- [WHAT IS NEEDED]:
Take the material below and write it all out again exactly.

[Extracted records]

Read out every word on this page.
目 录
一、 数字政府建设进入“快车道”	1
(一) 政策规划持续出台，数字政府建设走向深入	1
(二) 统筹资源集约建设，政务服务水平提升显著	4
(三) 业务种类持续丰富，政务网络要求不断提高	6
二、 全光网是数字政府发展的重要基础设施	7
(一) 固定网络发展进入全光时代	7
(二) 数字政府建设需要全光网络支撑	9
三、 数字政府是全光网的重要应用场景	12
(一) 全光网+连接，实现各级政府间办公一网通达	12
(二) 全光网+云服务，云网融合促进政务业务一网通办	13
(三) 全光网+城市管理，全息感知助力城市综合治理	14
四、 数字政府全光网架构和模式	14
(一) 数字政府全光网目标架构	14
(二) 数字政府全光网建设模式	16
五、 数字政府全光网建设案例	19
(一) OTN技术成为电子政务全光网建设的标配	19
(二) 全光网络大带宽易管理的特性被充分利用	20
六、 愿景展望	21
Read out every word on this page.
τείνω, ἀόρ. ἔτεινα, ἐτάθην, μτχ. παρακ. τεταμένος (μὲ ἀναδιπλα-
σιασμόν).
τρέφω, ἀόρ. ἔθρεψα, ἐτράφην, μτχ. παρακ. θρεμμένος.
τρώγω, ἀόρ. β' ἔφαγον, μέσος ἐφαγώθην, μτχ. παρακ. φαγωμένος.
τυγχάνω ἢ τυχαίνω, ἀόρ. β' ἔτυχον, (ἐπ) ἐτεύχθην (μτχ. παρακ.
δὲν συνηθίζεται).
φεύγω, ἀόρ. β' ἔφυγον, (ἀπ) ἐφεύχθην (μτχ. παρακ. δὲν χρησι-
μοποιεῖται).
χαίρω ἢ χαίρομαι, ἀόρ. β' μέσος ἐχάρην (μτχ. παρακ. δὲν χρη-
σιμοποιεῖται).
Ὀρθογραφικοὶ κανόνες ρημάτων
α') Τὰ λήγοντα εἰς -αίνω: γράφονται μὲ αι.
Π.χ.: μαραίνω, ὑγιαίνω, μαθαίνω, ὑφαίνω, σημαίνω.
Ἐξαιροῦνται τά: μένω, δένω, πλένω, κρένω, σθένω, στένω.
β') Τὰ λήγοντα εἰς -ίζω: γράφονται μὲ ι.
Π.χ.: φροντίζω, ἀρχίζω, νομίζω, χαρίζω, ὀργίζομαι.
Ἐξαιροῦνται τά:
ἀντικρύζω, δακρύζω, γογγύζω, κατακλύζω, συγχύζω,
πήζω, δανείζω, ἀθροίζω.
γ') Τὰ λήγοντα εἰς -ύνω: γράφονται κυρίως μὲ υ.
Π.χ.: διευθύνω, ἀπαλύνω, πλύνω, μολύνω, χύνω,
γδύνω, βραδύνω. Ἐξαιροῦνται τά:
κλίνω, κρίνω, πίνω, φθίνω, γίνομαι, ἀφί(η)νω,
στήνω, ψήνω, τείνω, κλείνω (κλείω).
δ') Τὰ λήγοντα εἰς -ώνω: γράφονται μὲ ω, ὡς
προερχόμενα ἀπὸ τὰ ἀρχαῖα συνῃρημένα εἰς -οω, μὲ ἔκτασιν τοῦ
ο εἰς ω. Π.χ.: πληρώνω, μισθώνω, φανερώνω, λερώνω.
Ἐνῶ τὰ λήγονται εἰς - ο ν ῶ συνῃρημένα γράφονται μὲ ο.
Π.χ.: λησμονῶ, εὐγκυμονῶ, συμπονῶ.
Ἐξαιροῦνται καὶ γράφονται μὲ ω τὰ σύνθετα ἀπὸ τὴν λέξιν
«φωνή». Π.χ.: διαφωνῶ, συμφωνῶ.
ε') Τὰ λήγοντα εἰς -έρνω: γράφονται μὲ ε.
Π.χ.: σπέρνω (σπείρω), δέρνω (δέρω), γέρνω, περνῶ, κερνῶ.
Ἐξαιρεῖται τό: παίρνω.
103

- [EXERCISE ANSWER]:
Read out every word on this page.
目 录
一、 数字政府建设进入“快车道”	1
(一) 政策规划持续出台，数字政府建设走向深入	1
(二) 统筹资源集约建设，政务服务水平提升显著	4
(三) 业务种类持续丰富，政务网络要求不断提高	6
二、 全光网是数字政府发展的重要基础设施	7
(一) 固定网络发展进入全光时代	7
(二) 数字政府建设需要全光网络支撑	9
三、 数字政府是全光网的重要应用场景	12
(一) 全光网+连接，实现各级政府间办公一网通达	12
(二) 全光网+云服务，云网融合促进政务业务一网通办	13
(三) 全光网+城市管理，全息感知助力城市综合治理	14
四、 数字政府全光网架构和模式	14
(一) 数字政府全光网目标架构	14
(二) 数字政府全光网建设模式	16
五、 数字政府全光网建设案例	19
(一) OTN技术成为电子政务全光网建设的标配	19
(二) 全光网络大带宽易管理的特性被充分利用	20
六、 愿景展望	21
Read out every word on this page.
τείνω, ἀόρ. ἔτεινα, ἐτάθην, μτχ. παρακ. τεταμένος (μὲ ἀναδιπλα-
σιασμόν).
τρέφω, ἀόρ. ἔθρεψα, ἐτράφην, μτχ. παρακ. θρεμμένος.
τρώγω, ἀόρ. β' ἔφαγον, μέσος ἐφαγώθην, μτχ. παρακ. φαγωμένος.
τυγχάνω ἢ τυχαίνω, ἀόρ. β' ἔτυχον, (ἐπ) ἐτεύχθην (μτχ. παρακ.
δὲν συνηθίζεται).
φεύγω, ἀόρ. β' ἔφυγον, (ἀπ) ἐφεύχθην (μτχ. παρακ. δὲν χρησι-
μοποιεῖται).
χαίρω ἢ χαίρομαι, ἀόρ. β' μέσος ἐχάρην (μτχ. παρακ. δὲν χρη-
σιμοποιεῖται).
Ὀρθογραφικοὶ κανόνες ρημάτων
α') Τὰ λήγοντα εἰς -αίνω: γράφονται μὲ αι.
Π.χ.: μαραίνω, ὑγιαίνω, μαθαίνω, ὑφαίνω, σημαίνω.
Ἐξαιροῦνται τά: μένω, δένω, πλένω, κρένω, σθένω, στένω.
β') Τὰ λήγοντα εἰς -ίζω: γράφονται μὲ ι.
Π.χ.: φροντίζω, ἀρχίζω, νομίζω, χαρίζω, ὀργίζομαι.
Ἐξαιροῦνται τά:
ἀντικρύζω, δακρύζω, γογγύζω, κατακλύζω, συγχύζω,
πήζω, δανείζω, ἀθροίζω.
γ') Τὰ λήγοντα εἰς -ύνω: γράφονται κυρίως μὲ υ.
Π.χ.: διευθύνω, ἀπαλύνω, πλύνω, μολύνω, χύνω,
γδύνω, βραδύνω. Ἐξαιροῦνται τά:
κλίνω, κρίνω, πίνω, φθίνω, γίνομαι, ἀφί(η)νω,
στήνω, ψήνω, τείνω, κλείνω (κλείω).
δ') Τὰ λήγοντα εἰς -ώνω: γράφονται μὲ ω, ὡς
προερχόμενα ἀπὸ τὰ ἀρχαῖα συνῃρημένα εἰς -οω, μὲ ἔκτασιν τοῦ
ο εἰς ω. Π.χ.: πληρώνω, μισθώνω, φανερώνω, λερώνω.
Ἐνῶ τὰ λήγονται εἰς - ο ν ῶ συνῃρημένα γράφονται μὲ ο.
Π.χ.: λησμονῶ, εὐγκυμονῶ, συμπονῶ.
Ἐξαιροῦνται καὶ γράφονται μὲ ω τὰ σύνθετα ἀπὸ τὴν λέξιν
«φωνή». Π.χ.: διαφωνῶ, συμφωνῶ.
ε') Τὰ λήγοντα εἰς -έρνω: γράφονται μὲ ε.
Π.χ.: σπέρνω (σπείρω), δέρνω (δέρω), γέρνω, περνῶ, κερνῶ.
Ἐξαιρεῖται τό: παίρνω.
103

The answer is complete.